WHAT YOU NEED TO DO —
Find each line with the word "values" and say how many there are, nothing else.

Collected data
++++

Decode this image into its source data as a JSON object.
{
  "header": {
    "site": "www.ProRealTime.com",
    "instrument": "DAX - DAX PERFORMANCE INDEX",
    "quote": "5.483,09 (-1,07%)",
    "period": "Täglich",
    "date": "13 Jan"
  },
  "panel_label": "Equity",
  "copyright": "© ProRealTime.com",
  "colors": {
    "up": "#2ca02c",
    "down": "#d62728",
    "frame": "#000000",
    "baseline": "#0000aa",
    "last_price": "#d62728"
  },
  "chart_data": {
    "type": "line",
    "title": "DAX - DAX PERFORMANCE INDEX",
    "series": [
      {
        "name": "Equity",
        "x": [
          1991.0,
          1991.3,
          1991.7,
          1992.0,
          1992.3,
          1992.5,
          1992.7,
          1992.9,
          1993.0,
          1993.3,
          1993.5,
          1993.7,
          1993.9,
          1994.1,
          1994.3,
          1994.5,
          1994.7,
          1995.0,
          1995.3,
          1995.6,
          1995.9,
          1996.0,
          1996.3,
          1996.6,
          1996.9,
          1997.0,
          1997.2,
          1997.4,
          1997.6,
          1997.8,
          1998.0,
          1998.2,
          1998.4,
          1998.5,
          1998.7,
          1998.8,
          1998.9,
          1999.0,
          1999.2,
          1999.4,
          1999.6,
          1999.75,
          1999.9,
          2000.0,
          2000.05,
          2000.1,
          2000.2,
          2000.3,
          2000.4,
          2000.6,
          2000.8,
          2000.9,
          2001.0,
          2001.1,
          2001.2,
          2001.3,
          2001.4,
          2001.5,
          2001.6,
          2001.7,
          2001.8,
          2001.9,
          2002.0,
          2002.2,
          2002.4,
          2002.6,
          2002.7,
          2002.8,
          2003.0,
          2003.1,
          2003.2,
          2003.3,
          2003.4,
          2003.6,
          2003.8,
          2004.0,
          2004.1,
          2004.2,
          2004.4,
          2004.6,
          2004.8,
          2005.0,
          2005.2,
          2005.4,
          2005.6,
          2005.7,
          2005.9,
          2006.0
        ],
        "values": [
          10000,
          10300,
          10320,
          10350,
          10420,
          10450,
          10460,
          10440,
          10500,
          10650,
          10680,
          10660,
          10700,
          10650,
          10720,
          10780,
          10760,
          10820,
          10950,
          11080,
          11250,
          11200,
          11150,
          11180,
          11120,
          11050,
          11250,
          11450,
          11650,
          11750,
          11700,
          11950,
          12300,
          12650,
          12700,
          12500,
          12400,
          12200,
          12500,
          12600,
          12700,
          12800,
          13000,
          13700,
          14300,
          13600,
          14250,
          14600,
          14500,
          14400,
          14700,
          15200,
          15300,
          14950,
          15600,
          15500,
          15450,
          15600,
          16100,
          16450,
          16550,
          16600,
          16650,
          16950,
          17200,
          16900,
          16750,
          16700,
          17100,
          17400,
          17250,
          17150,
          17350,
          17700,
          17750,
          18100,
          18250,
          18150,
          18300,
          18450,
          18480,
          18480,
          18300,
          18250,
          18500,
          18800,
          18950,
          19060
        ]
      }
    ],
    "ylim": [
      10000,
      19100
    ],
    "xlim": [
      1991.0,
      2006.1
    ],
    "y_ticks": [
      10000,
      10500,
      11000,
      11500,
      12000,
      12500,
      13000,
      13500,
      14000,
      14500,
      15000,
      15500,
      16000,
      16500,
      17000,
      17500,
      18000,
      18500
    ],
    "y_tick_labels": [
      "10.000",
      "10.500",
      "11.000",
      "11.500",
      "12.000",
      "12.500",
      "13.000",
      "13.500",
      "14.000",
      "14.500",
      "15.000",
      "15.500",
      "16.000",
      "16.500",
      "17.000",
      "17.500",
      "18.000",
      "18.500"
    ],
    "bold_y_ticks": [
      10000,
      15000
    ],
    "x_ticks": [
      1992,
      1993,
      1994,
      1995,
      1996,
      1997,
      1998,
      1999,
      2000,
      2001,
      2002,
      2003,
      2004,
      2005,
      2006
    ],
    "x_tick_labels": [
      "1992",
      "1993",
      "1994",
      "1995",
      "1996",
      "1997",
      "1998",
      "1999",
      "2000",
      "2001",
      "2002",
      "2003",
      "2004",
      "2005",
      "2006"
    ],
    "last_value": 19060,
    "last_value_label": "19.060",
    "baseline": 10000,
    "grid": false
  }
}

++++

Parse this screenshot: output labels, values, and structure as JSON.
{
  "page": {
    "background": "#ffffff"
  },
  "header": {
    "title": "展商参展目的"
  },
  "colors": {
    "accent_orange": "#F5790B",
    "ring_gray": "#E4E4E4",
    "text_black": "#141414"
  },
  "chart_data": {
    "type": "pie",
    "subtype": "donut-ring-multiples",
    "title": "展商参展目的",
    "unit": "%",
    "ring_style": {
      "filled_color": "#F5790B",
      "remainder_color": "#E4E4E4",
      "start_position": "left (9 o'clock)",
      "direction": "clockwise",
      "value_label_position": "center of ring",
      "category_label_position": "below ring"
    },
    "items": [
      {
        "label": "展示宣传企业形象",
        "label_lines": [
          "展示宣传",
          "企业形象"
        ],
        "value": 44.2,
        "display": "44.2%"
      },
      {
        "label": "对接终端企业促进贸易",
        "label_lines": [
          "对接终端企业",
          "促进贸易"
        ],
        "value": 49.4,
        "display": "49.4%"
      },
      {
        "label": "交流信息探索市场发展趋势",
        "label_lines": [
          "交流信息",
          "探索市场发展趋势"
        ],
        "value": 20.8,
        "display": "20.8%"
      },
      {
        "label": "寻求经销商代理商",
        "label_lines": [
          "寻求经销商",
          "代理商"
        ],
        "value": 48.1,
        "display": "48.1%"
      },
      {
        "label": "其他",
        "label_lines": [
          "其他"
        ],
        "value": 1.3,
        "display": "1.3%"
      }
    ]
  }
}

++++

COMPLETED TASK —
2